#### [WHAT THE TASK ASKS]
Reproduce the listing below verbatim.

#### [Collection entries]
--------

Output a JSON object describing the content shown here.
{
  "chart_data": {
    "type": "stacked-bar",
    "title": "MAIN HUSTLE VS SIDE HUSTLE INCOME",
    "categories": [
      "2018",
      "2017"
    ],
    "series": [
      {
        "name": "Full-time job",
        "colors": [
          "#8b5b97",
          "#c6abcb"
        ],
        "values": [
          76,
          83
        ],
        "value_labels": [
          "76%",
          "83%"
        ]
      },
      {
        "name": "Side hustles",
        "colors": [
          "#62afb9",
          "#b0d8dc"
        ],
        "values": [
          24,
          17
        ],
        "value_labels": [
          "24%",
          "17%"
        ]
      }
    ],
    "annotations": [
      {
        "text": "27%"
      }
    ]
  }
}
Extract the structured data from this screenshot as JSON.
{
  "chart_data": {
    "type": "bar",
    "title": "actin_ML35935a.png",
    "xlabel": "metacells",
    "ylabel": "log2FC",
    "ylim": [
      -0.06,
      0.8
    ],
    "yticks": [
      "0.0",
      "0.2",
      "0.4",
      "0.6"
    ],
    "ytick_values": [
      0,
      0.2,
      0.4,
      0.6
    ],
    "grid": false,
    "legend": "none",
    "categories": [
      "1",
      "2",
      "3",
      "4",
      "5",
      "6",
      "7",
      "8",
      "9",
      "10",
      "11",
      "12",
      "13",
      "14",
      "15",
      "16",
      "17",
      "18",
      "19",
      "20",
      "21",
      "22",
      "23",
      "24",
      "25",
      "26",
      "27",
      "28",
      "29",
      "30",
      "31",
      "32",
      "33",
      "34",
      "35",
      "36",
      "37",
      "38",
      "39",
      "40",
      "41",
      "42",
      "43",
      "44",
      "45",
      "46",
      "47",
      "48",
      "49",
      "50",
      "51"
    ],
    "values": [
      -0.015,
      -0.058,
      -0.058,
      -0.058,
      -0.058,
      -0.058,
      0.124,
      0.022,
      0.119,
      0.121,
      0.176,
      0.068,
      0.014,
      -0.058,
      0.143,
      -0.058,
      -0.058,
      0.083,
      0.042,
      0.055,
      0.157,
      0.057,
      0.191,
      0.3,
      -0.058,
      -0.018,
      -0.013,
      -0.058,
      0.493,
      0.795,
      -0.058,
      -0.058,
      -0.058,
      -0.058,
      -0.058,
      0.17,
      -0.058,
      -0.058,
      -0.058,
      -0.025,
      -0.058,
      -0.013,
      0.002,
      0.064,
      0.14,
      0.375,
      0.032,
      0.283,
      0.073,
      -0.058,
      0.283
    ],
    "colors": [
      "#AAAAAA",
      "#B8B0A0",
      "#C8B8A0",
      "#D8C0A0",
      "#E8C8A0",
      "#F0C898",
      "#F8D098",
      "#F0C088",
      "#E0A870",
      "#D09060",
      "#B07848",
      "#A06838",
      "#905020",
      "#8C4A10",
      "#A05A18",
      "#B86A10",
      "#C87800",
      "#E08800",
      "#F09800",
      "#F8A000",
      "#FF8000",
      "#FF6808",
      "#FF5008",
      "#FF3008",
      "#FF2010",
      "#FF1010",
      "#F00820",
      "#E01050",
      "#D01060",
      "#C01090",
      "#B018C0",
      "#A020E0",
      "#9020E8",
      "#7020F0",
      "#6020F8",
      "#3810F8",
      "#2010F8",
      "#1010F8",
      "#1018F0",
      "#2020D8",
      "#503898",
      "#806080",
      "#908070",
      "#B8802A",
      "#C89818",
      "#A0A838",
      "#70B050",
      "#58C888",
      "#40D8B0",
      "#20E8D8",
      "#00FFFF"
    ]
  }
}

--------

#### [EXPECTED ANSWER]
Output a JSON object describing the content shown here.
{
  "chart_data": {
    "type": "stacked-bar",
    "title": "MAIN HUSTLE VS SIDE HUSTLE INCOME",
    "categories": [
      "2018",
      "2017"
    ],
    "series": [
      {
        "name": "Full-time job",
        "colors": [
          "#8b5b97",
          "#c6abcb"
        ],
        "values": [
          76,
          83
        ],
        "value_labels": [
          "76%",
          "83%"
        ]
      },
      {
        "name": "Side hustles",
        "colors": [
          "#62afb9",
          "#b0d8dc"
        ],
        "values": [
          24,
          17
        ],
        "value_labels": [
          "24%",
          "17%"
        ]
      }
    ],
    "annotations": [
      {
        "text": "27%"
      }
    ]
  }
}
Extract the structured data from this screenshot as JSON.
{
  "chart_data": {
    "type": "bar",
    "title": "actin_ML35935a.png",
    "xlabel": "metacells",
    "ylabel": "log2FC",
    "ylim": [
      -0.06,
      0.8
    ],
    "yticks": [
      "0.0",
      "0.2",
      "0.4",
      "0.6"
    ],
    "ytick_values": [
      0,
      0.2,
      0.4,
      0.6
    ],
    "grid": false,
    "legend": "none",
    "categories": [
      "1",
      "2",
      "3",
      "4",
      "5",
      "6",
      "7",
      "8",
      "9",
      "10",
      "11",
      "12",
      "13",
      "14",
      "15",
      "16",
      "17",
      "18",
      "19",
      "20",
      "21",
      "22",
      "23",
      "24",
      "25",
      "26",
      "27",
      "28",
      "29",
      "30",
      "31",
      "32",
      "33",
      "34",
      "35",
      "36",
      "37",
      "38",
      "39",
      "40",
      "41",
      "42",
      "43",
      "44",
      "45",
      "46",
      "47",
      "48",
      "49",
      "50",
      "51"
    ],
    "values": [
      -0.015,
      -0.058,
      -0.058,
      -0.058,
      -0.058,
      -0.058,
      0.124,
      0.022,
      0.119,
      0.121,
      0.176,
      0.068,
      0.014,
      -0.058,
      0.143,
      -0.058,
      -0.058,
      0.083,
      0.042,
      0.055,
      0.157,
      0.057,
      0.191,
      0.3,
      -0.058,
      -0.018,
      -0.013,
      -0.058,
      0.493,
      0.795,
      -0.058,
      -0.058,
      -0.058,
      -0.058,
      -0.058,
      0.17,
      -0.058,
      -0.058,
      -0.058,
      -0.025,
      -0.058,
      -0.013,
      0.002,
      0.064,
      0.14,
      0.375,
      0.032,
      0.283,
      0.073,
      -0.058,
      0.283
    ],
    "colors": [
      "#AAAAAA",
      "#B8B0A0",
      "#C8B8A0",
      "#D8C0A0",
      "#E8C8A0",
      "#F0C898",
      "#F8D098",
      "#F0C088",
      "#E0A870",
      "#D09060",
      "#B07848",
      "#A06838",
      "#905020",
      "#8C4A10",
      "#A05A18",
      "#B86A10",
      "#C87800",
      "#E08800",
      "#F09800",
      "#F8A000",
      "#FF8000",
      "#FF6808",
      "#FF5008",
      "#FF3008",
      "#FF2010",
      "#FF1010",
      "#F00820",
      "#E01050",
      "#D01060",
      "#C01090",
      "#B018C0",
      "#A020E0",
      "#9020E8",
      "#7020F0",
      "#6020F8",
      "#3810F8",
      "#2010F8",
      "#1010F8",
      "#1018F0",
      "#2020D8",
      "#503898",
      "#806080",
      "#908070",
      "#B8802A",
      "#C89818",
      "#A0A838",
      "#70B050",
      "#58C888",
      "#40D8B0",
      "#20E8D8",
      "#00FFFF"
    ]
  }
}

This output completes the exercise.